▸ **WHAT NEEDS TO BE DONE**
Go through the material below and copy each line where the word "description" appears.

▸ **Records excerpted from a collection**
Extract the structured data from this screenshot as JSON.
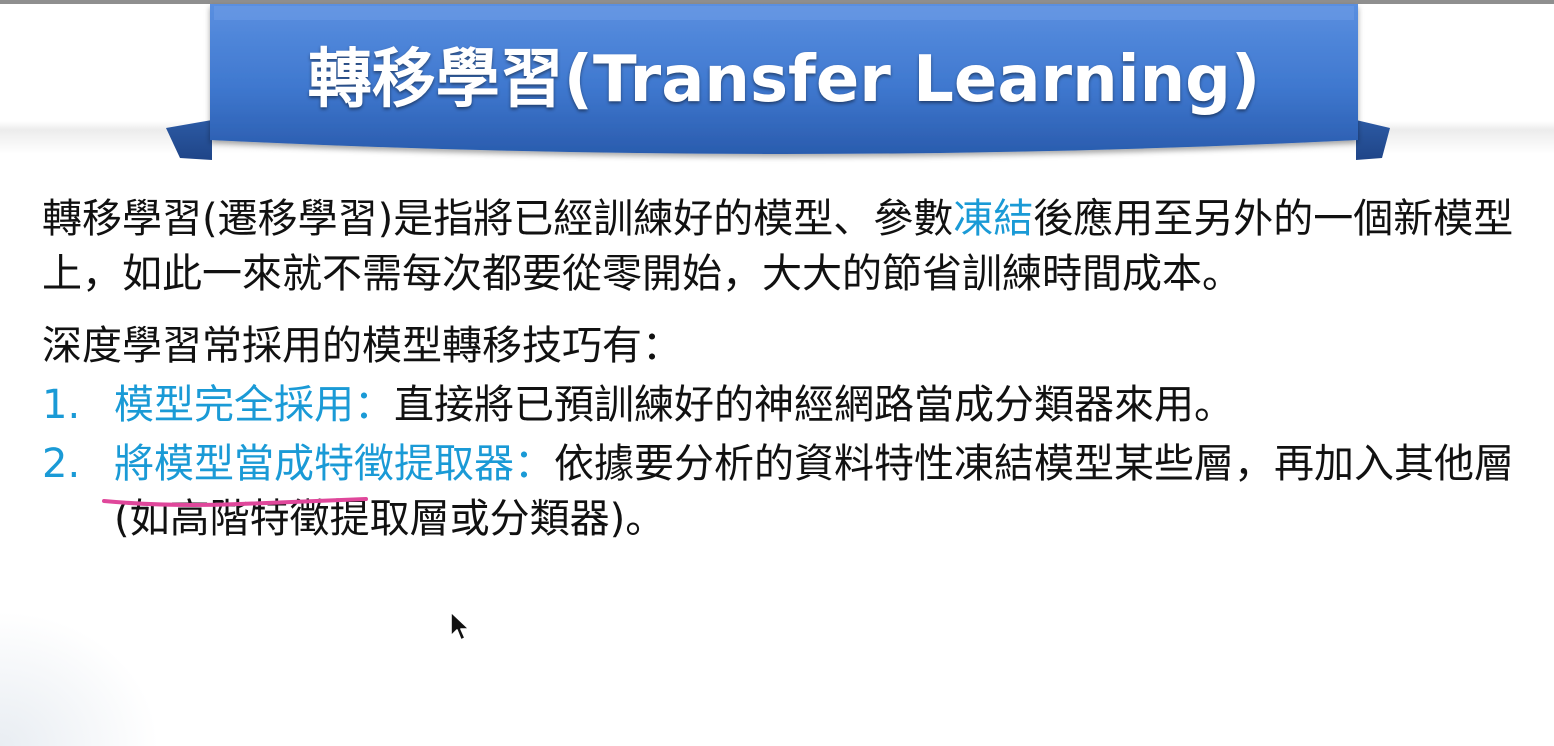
{
  "slide": {
    "title": "轉移學習(Transfer Learning)",
    "intro": {
      "before": "轉移學習(遷移學習)是指將已經訓練好的模型、參數",
      "highlight": "凍結",
      "after": "後應用至另外的一個新模型上，如此一來就不需每次都要從零開始，大大的節省訓練時間成本。"
    },
    "techniques_heading": "深度學習常採用的模型轉移技巧有：",
    "techniques": [
      {
        "number": "1.",
        "term": "模型完全採用",
        "separator": "：",
        "description": "直接將已預訓練好的神經網路當成分類器來用。"
      },
      {
        "number": "2.",
        "term": "將模型當成特徵提取器",
        "separator": "：",
        "description": "依據要分析的資料特性凍結模型某些層，再加入其他層(如高階特徵提取層或分類器)。"
      }
    ]
  },
  "colors": {
    "banner_blue": "#3f78cf",
    "accent_blue": "#1a9ad6",
    "underline_pink": "#e0479b",
    "body_text": "#111111"
  }
}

▸ **ANSWER TO THE EXERCISE**
        "description": "直接將已預訓練好的神經網路當成分類器來用。"
        "description": "依據要分析的資料特性凍結模型某些層，再加入其他層(如高階特徵提取層或分類器)。"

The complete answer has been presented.